[START GIVEN ENTRIES]

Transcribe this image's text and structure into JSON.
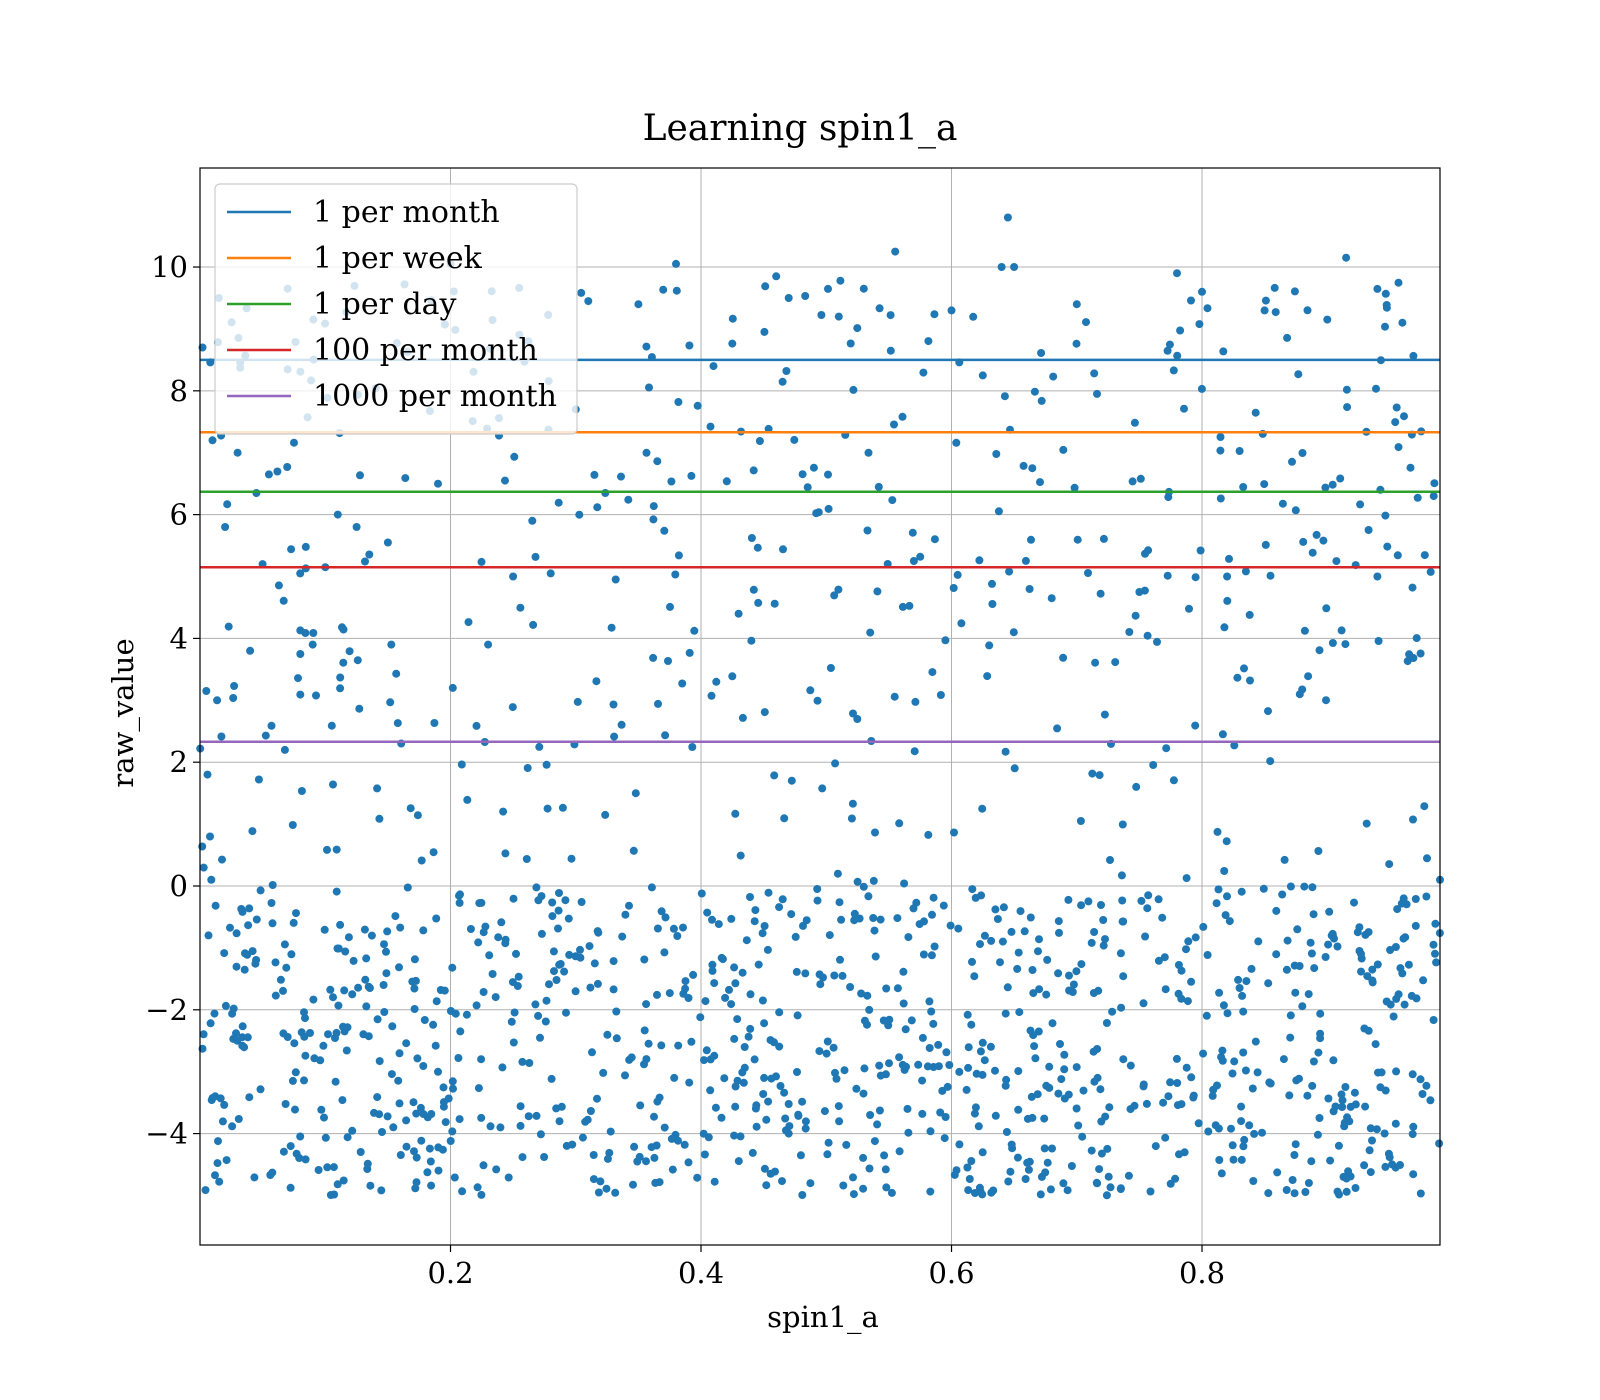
{
  "chart_data": {
    "type": "scatter",
    "title": "Learning spin1_a",
    "xlabel": "spin1_a",
    "ylabel": "raw_value",
    "xlim": [
      0.0,
      0.99
    ],
    "ylim": [
      -5.8,
      11.6
    ],
    "xticks": [
      0.2,
      0.4,
      0.6,
      0.8
    ],
    "xtick_labels": [
      "0.2",
      "0.4",
      "0.6",
      "0.8"
    ],
    "yticks": [
      -4,
      -2,
      0,
      2,
      4,
      6,
      8,
      10
    ],
    "ytick_labels": [
      "−4",
      "−2",
      "0",
      "2",
      "4",
      "6",
      "8",
      "10"
    ],
    "grid": true,
    "legend_position": "top-left",
    "point_color": "#1f77b4",
    "point_count_note": "about 1500 points, uniform in x over [0, 0.99], y from -5 to 10.8, densest between -5 and 0",
    "scatter_sample": [
      {
        "x": 0.002,
        "y": 8.7
      },
      {
        "x": 0.005,
        "y": 3.15
      },
      {
        "x": 0.006,
        "y": 1.8
      },
      {
        "x": 0.008,
        "y": 0.8
      },
      {
        "x": 0.009,
        "y": 0.1
      },
      {
        "x": 0.01,
        "y": 7.2
      },
      {
        "x": 0.015,
        "y": 9.5
      },
      {
        "x": 0.02,
        "y": 5.8
      },
      {
        "x": 0.03,
        "y": 7.0
      },
      {
        "x": 0.04,
        "y": 3.8
      },
      {
        "x": 0.045,
        "y": 6.35
      },
      {
        "x": 0.05,
        "y": 5.2
      },
      {
        "x": 0.055,
        "y": 6.65
      },
      {
        "x": 0.07,
        "y": 9.65
      },
      {
        "x": 0.08,
        "y": 5.05
      },
      {
        "x": 0.09,
        "y": 3.9
      },
      {
        "x": 0.1,
        "y": 5.15
      },
      {
        "x": 0.11,
        "y": 6.0
      },
      {
        "x": 0.125,
        "y": 5.8
      },
      {
        "x": 0.15,
        "y": 5.55
      },
      {
        "x": 0.19,
        "y": 6.5
      },
      {
        "x": 0.2,
        "y": 10.05
      },
      {
        "x": 0.23,
        "y": 3.9
      },
      {
        "x": 0.25,
        "y": 5.0
      },
      {
        "x": 0.28,
        "y": 5.05
      },
      {
        "x": 0.3,
        "y": 7.7
      },
      {
        "x": 0.31,
        "y": 9.45
      },
      {
        "x": 0.35,
        "y": 9.4
      },
      {
        "x": 0.38,
        "y": 10.05
      },
      {
        "x": 0.41,
        "y": 8.4
      },
      {
        "x": 0.43,
        "y": 4.4
      },
      {
        "x": 0.46,
        "y": 9.85
      },
      {
        "x": 0.47,
        "y": 9.5
      },
      {
        "x": 0.51,
        "y": 9.2
      },
      {
        "x": 0.53,
        "y": 9.65
      },
      {
        "x": 0.555,
        "y": 10.25
      },
      {
        "x": 0.57,
        "y": 5.25
      },
      {
        "x": 0.6,
        "y": 9.3
      },
      {
        "x": 0.64,
        "y": 10.0
      },
      {
        "x": 0.645,
        "y": 10.8
      },
      {
        "x": 0.65,
        "y": 10.0
      },
      {
        "x": 0.68,
        "y": 4.65
      },
      {
        "x": 0.7,
        "y": 9.4
      },
      {
        "x": 0.75,
        "y": 4.75
      },
      {
        "x": 0.78,
        "y": 9.9
      },
      {
        "x": 0.8,
        "y": 9.6
      },
      {
        "x": 0.82,
        "y": 5.0
      },
      {
        "x": 0.85,
        "y": 9.3
      },
      {
        "x": 0.9,
        "y": 9.15
      },
      {
        "x": 0.915,
        "y": 10.15
      },
      {
        "x": 0.94,
        "y": 5.0
      },
      {
        "x": 0.96,
        "y": 9.1
      },
      {
        "x": 0.985,
        "y": 6.3
      },
      {
        "x": 0.99,
        "y": 0.1
      }
    ],
    "hlines": [
      {
        "name": "1 per month",
        "y": 8.5,
        "color": "#1f77b4"
      },
      {
        "name": "1 per week",
        "y": 7.33,
        "color": "#ff7f0e"
      },
      {
        "name": "1 per day",
        "y": 6.37,
        "color": "#2ca02c"
      },
      {
        "name": "100 per month",
        "y": 5.15,
        "color": "#d62728"
      },
      {
        "name": "1000 per month",
        "y": 2.33,
        "color": "#9467bd"
      }
    ]
  }
}
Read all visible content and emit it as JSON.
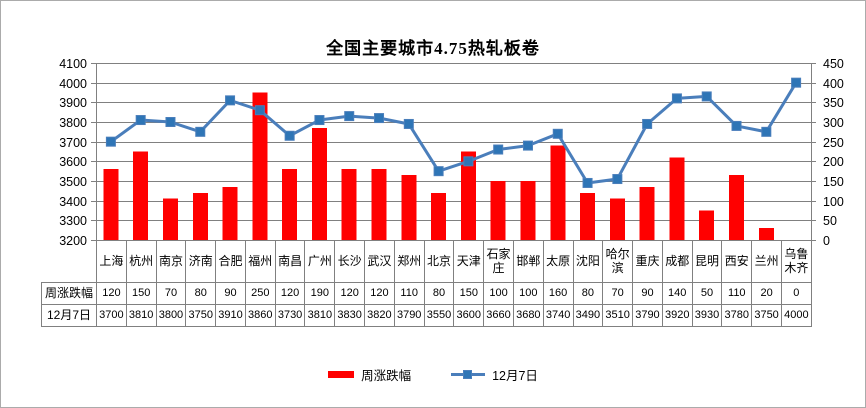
{
  "chart_data": {
    "type": "bar+line",
    "title": "全国主要城市4.75热轧板卷",
    "categories": [
      "上海",
      "杭州",
      "南京",
      "济南",
      "合肥",
      "福州",
      "南昌",
      "广州",
      "长沙",
      "武汉",
      "郑州",
      "北京",
      "天津",
      "石家庄",
      "邯郸",
      "太原",
      "沈阳",
      "哈尔滨",
      "重庆",
      "成都",
      "昆明",
      "西安",
      "兰州",
      "乌鲁木齐"
    ],
    "series": [
      {
        "name": "周涨跌幅",
        "type": "bar",
        "axis": "right",
        "color": "#ff0000",
        "values": [
          120,
          150,
          70,
          80,
          90,
          250,
          120,
          190,
          120,
          120,
          110,
          80,
          150,
          100,
          100,
          160,
          80,
          70,
          90,
          140,
          50,
          110,
          20,
          0
        ]
      },
      {
        "name": "12月7日",
        "type": "line",
        "axis": "left",
        "color": "#4a7ebb",
        "marker": "square",
        "marker_color": "#2e75b6",
        "values": [
          3700,
          3810,
          3800,
          3750,
          3910,
          3860,
          3730,
          3810,
          3830,
          3820,
          3790,
          3550,
          3600,
          3660,
          3680,
          3740,
          3490,
          3510,
          3790,
          3920,
          3930,
          3780,
          3750,
          4000
        ]
      }
    ],
    "left_axis": {
      "min": 3200,
      "max": 4100,
      "step": 100
    },
    "right_axis": {
      "min": 0,
      "max": 300,
      "step": 50
    },
    "grid": true,
    "legend_position": "bottom",
    "colors": {
      "grid": "#808080",
      "axis": "#808080",
      "table_border": "#808080",
      "frame": "#ababab"
    }
  }
}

[END GIVEN ENTRIES]

> EXERCISE OBJECTIVE
Reproduce the entries exactly. Do not carry over any picture.

> RESULT FOR THIS TASK
Transcribe this image's text and structure into JSON.
{
  "chart_data": {
    "type": "scatter",
    "title": "Learning spin1_a",
    "xlabel": "spin1_a",
    "ylabel": "raw_value",
    "xlim": [
      0.0,
      0.99
    ],
    "ylim": [
      -5.8,
      11.6
    ],
    "xticks": [
      0.2,
      0.4,
      0.6,
      0.8
    ],
    "xtick_labels": [
      "0.2",
      "0.4",
      "0.6",
      "0.8"
    ],
    "yticks": [
      -4,
      -2,
      0,
      2,
      4,
      6,
      8,
      10
    ],
    "ytick_labels": [
      "−4",
      "−2",
      "0",
      "2",
      "4",
      "6",
      "8",
      "10"
    ],
    "grid": true,
    "legend_position": "top-left",
    "point_color": "#1f77b4",
    "point_count_note": "about 1500 points, uniform in x over [0, 0.99], y from -5 to 10.8, densest between -5 and 0",
    "scatter_sample": [
      {
        "x": 0.002,
        "y": 8.7
      },
      {
        "x": 0.005,
        "y": 3.15
      },
      {
        "x": 0.006,
        "y": 1.8
      },
      {
        "x": 0.008,
        "y": 0.8
      },
      {
        "x": 0.009,
        "y": 0.1
      },
      {
        "x": 0.01,
        "y": 7.2
      },
      {
        "x": 0.015,
        "y": 9.5
      },
      {
        "x": 0.02,
        "y": 5.8
      },
      {
        "x": 0.03,
        "y": 7.0
      },
      {
        "x": 0.04,
        "y": 3.8
      },
      {
        "x": 0.045,
        "y": 6.35
      },
      {
        "x": 0.05,
        "y": 5.2
      },
      {
        "x": 0.055,
        "y": 6.65
      },
      {
        "x": 0.07,
        "y": 9.65
      },
      {
        "x": 0.08,
        "y": 5.05
      },
      {
        "x": 0.09,
        "y": 3.9
      },
      {
        "x": 0.1,
        "y": 5.15
      },
      {
        "x": 0.11,
        "y": 6.0
      },
      {
        "x": 0.125,
        "y": 5.8
      },
      {
        "x": 0.15,
        "y": 5.55
      },
      {
        "x": 0.19,
        "y": 6.5
      },
      {
        "x": 0.2,
        "y": 10.05
      },
      {
        "x": 0.23,
        "y": 3.9
      },
      {
        "x": 0.25,
        "y": 5.0
      },
      {
        "x": 0.28,
        "y": 5.05
      },
      {
        "x": 0.3,
        "y": 7.7
      },
      {
        "x": 0.31,
        "y": 9.45
      },
      {
        "x": 0.35,
        "y": 9.4
      },
      {
        "x": 0.38,
        "y": 10.05
      },
      {
        "x": 0.41,
        "y": 8.4
      },
      {
        "x": 0.43,
        "y": 4.4
      },
      {
        "x": 0.46,
        "y": 9.85
      },
      {
        "x": 0.47,
        "y": 9.5
      },
      {
        "x": 0.51,
        "y": 9.2
      },
      {
        "x": 0.53,
        "y": 9.65
      },
      {
        "x": 0.555,
        "y": 10.25
      },
      {
        "x": 0.57,
        "y": 5.25
      },
      {
        "x": 0.6,
        "y": 9.3
      },
      {
        "x": 0.64,
        "y": 10.0
      },
      {
        "x": 0.645,
        "y": 10.8
      },
      {
        "x": 0.65,
        "y": 10.0
      },
      {
        "x": 0.68,
        "y": 4.65
      },
      {
        "x": 0.7,
        "y": 9.4
      },
      {
        "x": 0.75,
        "y": 4.75
      },
      {
        "x": 0.78,
        "y": 9.9
      },
      {
        "x": 0.8,
        "y": 9.6
      },
      {
        "x": 0.82,
        "y": 5.0
      },
      {
        "x": 0.85,
        "y": 9.3
      },
      {
        "x": 0.9,
        "y": 9.15
      },
      {
        "x": 0.915,
        "y": 10.15
      },
      {
        "x": 0.94,
        "y": 5.0
      },
      {
        "x": 0.96,
        "y": 9.1
      },
      {
        "x": 0.985,
        "y": 6.3
      },
      {
        "x": 0.99,
        "y": 0.1
      }
    ],
    "hlines": [
      {
        "name": "1 per month",
        "y": 8.5,
        "color": "#1f77b4"
      },
      {
        "name": "1 per week",
        "y": 7.33,
        "color": "#ff7f0e"
      },
      {
        "name": "1 per day",
        "y": 6.37,
        "color": "#2ca02c"
      },
      {
        "name": "100 per month",
        "y": 5.15,
        "color": "#d62728"
      },
      {
        "name": "1000 per month",
        "y": 2.33,
        "color": "#9467bd"
      }
    ]
  }
}
Read all visible content and emit it as JSON.
{
  "chart_data": {
    "type": "bar+line",
    "title": "全国主要城市4.75热轧板卷",
    "categories": [
      "上海",
      "杭州",
      "南京",
      "济南",
      "合肥",
      "福州",
      "南昌",
      "广州",
      "长沙",
      "武汉",
      "郑州",
      "北京",
      "天津",
      "石家庄",
      "邯郸",
      "太原",
      "沈阳",
      "哈尔滨",
      "重庆",
      "成都",
      "昆明",
      "西安",
      "兰州",
      "乌鲁木齐"
    ],
    "series": [
      {
        "name": "周涨跌幅",
        "type": "bar",
        "axis": "right",
        "color": "#ff0000",
        "values": [
          120,
          150,
          70,
          80,
          90,
          250,
          120,
          190,
          120,
          120,
          110,
          80,
          150,
          100,
          100,
          160,
          80,
          70,
          90,
          140,
          50,
          110,
          20,
          0
        ]
      },
      {
        "name": "12月7日",
        "type": "line",
        "axis": "left",
        "color": "#4a7ebb",
        "marker": "square",
        "marker_color": "#2e75b6",
        "values": [
          3700,
          3810,
          3800,
          3750,
          3910,
          3860,
          3730,
          3810,
          3830,
          3820,
          3790,
          3550,
          3600,
          3660,
          3680,
          3740,
          3490,
          3510,
          3790,
          3920,
          3930,
          3780,
          3750,
          4000
        ]
      }
    ],
    "left_axis": {
      "min": 3200,
      "max": 4100,
      "step": 100
    },
    "right_axis": {
      "min": 0,
      "max": 300,
      "step": 50
    },
    "grid": true,
    "legend_position": "bottom",
    "colors": {
      "grid": "#808080",
      "axis": "#808080",
      "table_border": "#808080",
      "frame": "#ababab"
    }
  }
}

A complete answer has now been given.